-- start Data rows --

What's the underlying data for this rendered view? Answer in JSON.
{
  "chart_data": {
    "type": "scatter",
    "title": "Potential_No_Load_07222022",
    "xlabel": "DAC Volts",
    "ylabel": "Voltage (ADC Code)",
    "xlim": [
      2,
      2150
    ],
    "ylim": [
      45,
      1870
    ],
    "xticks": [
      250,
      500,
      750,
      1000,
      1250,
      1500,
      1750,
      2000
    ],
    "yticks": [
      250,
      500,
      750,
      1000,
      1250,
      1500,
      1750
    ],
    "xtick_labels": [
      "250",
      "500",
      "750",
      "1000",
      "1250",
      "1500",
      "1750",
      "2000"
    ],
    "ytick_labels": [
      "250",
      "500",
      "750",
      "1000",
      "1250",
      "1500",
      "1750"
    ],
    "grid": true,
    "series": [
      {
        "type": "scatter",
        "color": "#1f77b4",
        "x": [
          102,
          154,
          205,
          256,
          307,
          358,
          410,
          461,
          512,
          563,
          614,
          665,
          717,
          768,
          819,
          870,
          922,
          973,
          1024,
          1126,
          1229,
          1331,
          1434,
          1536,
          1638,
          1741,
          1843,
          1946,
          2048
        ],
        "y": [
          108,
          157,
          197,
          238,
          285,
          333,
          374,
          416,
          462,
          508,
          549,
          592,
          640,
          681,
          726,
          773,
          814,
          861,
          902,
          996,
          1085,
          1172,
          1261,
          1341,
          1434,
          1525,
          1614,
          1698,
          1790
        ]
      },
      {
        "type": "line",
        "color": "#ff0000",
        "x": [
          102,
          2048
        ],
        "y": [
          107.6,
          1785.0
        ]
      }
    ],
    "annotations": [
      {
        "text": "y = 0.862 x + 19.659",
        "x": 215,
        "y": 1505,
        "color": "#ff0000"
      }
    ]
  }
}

-- end Data rows --

Exercise details: Return each line of the listing that holds the string "type".

Finished task:
    "type": "scatter",
        "type": "scatter",
        "type": "line",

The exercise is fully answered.